→ **Exercise objective**
List each line in the records below that contains the string "logo", copying every such line in full.

(Annotated element listings)
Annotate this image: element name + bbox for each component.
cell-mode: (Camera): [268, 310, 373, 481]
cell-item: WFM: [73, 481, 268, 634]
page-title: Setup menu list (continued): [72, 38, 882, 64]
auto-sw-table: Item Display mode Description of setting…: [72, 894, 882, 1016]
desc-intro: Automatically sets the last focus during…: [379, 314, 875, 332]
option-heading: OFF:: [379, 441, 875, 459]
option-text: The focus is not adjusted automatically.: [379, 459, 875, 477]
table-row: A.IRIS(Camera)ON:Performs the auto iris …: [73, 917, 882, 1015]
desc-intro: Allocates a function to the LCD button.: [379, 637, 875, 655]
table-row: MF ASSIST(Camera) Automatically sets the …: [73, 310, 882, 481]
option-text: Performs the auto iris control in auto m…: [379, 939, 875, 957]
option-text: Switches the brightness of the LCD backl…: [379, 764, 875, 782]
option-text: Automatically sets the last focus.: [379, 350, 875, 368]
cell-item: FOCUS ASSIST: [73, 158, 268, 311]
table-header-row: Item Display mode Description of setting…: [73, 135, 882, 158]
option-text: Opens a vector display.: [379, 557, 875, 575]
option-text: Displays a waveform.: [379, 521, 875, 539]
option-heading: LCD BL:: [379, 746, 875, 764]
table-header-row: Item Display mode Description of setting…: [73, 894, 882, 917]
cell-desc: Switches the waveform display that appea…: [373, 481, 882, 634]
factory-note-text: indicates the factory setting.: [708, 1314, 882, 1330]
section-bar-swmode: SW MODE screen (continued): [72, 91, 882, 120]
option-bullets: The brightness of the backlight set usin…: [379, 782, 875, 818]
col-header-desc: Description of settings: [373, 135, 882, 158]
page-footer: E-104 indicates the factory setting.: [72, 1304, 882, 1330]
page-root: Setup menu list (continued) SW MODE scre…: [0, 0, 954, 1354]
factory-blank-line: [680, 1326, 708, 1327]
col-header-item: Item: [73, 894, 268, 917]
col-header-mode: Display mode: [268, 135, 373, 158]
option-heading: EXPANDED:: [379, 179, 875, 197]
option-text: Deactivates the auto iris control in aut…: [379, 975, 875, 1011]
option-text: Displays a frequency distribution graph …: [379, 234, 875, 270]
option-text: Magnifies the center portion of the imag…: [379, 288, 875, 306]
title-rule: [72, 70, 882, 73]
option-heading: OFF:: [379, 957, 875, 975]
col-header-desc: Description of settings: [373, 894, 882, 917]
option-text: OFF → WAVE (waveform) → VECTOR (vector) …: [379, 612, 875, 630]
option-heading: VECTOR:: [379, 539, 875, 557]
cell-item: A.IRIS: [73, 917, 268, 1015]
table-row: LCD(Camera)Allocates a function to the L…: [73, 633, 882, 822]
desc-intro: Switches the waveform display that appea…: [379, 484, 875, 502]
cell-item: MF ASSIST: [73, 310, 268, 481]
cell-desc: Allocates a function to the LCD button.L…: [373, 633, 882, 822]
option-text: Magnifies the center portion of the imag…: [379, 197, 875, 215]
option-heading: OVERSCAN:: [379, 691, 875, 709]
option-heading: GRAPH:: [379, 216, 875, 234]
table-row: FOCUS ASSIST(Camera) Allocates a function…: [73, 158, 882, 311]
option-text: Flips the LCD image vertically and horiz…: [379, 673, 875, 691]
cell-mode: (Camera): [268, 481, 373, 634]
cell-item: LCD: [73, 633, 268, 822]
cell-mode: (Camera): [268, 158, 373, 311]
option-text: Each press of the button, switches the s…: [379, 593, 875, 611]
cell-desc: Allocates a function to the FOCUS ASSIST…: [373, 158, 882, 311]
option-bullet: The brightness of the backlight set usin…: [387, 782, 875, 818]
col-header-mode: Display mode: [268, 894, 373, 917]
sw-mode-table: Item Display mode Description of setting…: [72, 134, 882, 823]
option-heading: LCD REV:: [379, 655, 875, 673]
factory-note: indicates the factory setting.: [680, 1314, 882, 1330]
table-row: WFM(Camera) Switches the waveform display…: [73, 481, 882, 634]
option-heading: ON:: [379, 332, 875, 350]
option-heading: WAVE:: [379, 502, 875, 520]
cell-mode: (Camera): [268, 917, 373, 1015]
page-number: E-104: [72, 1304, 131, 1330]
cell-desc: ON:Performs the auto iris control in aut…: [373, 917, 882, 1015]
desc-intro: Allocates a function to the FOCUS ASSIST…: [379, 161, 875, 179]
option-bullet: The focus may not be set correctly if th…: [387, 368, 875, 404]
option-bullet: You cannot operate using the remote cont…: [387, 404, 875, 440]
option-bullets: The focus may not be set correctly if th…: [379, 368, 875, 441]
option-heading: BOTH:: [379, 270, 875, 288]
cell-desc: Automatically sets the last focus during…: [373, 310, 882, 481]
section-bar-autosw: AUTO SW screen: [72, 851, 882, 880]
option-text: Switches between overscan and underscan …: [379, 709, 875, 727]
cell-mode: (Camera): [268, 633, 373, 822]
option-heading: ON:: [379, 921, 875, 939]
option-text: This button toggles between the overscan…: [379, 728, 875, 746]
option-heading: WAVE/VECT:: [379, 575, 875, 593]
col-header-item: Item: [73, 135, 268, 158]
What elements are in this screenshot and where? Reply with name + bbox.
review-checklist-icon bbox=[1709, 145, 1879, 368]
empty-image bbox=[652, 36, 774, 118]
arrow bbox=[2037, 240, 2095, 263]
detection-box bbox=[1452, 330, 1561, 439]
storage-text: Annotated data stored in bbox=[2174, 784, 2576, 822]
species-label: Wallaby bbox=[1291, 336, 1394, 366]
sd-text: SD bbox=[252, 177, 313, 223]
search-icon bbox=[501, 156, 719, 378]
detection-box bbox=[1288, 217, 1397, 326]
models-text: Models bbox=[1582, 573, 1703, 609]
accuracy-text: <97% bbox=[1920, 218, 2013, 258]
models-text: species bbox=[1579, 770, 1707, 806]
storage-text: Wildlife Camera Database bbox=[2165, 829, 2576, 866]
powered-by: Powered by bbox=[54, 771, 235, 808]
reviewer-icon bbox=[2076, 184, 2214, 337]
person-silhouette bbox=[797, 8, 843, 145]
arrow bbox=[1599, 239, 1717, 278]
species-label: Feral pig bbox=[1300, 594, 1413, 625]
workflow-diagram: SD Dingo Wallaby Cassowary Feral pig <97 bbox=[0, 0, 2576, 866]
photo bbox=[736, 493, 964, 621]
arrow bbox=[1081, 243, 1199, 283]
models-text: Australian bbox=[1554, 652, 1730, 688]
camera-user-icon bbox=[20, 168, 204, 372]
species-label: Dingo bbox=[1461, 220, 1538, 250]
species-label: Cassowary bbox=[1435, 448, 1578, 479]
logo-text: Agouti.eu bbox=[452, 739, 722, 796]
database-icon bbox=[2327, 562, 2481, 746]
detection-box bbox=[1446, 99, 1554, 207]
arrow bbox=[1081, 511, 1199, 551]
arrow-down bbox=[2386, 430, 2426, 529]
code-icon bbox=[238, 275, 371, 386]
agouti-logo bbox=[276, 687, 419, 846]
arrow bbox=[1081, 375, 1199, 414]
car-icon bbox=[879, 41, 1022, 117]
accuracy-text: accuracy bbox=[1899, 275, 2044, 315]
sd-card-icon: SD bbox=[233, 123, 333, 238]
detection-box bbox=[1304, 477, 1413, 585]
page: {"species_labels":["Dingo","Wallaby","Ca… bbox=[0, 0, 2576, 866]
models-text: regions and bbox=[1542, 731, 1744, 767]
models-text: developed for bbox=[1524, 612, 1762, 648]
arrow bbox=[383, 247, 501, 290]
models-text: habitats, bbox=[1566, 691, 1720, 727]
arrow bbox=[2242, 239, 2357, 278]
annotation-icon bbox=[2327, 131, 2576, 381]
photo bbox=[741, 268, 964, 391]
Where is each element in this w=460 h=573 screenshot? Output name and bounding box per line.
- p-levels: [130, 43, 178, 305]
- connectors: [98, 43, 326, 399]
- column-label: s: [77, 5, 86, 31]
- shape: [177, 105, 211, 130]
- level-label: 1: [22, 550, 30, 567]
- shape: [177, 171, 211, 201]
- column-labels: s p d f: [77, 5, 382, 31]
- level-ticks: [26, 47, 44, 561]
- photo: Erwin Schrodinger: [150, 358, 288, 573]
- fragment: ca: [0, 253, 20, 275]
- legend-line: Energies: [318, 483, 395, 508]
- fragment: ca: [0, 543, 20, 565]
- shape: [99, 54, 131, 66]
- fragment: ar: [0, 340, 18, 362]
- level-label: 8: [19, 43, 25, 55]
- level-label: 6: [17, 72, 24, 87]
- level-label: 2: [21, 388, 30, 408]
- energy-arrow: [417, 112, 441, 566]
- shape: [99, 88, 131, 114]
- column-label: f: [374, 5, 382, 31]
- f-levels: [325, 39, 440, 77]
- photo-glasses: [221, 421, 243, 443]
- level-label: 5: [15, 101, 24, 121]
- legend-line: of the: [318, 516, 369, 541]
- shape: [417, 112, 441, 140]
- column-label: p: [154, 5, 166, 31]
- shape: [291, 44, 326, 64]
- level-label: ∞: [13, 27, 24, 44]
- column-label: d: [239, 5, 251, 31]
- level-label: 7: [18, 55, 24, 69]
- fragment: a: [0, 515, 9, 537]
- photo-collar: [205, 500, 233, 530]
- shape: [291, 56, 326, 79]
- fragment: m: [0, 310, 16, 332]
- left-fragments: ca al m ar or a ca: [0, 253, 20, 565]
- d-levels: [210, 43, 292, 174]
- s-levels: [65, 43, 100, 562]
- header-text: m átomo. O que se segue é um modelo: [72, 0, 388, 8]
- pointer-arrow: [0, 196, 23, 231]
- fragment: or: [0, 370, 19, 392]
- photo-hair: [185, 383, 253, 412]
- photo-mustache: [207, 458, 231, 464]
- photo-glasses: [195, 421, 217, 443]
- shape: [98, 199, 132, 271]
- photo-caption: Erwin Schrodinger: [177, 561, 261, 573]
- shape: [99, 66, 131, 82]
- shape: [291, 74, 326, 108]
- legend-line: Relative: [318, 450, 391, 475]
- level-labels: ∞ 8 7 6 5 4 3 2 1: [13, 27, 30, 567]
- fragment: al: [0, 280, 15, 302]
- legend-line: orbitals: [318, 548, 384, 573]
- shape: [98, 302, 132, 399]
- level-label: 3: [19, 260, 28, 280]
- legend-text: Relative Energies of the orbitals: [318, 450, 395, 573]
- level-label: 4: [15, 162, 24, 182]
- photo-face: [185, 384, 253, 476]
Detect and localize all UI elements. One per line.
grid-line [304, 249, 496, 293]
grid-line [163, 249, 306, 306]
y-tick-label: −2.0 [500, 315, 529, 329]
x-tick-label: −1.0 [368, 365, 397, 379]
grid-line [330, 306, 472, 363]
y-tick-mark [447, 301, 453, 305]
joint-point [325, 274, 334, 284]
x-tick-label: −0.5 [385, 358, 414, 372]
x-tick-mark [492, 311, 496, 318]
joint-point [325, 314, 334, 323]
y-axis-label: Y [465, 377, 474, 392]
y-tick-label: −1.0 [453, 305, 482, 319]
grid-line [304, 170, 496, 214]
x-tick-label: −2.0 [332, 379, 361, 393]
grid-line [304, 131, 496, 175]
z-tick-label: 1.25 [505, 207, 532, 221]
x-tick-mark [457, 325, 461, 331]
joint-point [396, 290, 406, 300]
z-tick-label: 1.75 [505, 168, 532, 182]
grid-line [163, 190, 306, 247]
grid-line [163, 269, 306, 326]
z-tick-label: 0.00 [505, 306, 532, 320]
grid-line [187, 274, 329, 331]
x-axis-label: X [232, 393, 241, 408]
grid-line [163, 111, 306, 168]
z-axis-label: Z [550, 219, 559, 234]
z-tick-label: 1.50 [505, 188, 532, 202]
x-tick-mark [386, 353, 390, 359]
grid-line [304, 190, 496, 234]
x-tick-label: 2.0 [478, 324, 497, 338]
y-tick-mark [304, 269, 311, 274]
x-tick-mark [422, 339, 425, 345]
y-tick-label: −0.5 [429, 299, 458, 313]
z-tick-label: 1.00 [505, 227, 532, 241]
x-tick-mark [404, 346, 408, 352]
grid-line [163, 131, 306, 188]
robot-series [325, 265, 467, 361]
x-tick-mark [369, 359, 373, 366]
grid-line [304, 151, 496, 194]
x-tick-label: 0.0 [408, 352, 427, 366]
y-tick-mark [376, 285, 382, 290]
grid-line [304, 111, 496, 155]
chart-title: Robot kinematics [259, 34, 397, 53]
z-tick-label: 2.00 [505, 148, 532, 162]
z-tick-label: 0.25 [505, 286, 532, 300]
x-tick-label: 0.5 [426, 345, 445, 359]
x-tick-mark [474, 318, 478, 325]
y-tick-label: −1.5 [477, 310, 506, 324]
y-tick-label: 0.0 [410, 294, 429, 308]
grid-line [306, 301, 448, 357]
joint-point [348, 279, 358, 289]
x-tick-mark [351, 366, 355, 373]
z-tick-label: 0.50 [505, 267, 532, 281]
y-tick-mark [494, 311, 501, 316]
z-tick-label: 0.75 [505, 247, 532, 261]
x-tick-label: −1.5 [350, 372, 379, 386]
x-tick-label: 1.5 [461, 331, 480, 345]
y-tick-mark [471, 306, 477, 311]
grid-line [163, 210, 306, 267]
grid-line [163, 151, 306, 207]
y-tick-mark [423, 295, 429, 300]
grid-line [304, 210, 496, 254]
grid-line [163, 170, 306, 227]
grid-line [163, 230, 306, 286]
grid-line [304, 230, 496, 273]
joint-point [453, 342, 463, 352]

→ **Output of the task**
logo-text: Agouti.eu bbox=[452, 739, 722, 796]
agouti-logo bbox=[276, 687, 419, 846]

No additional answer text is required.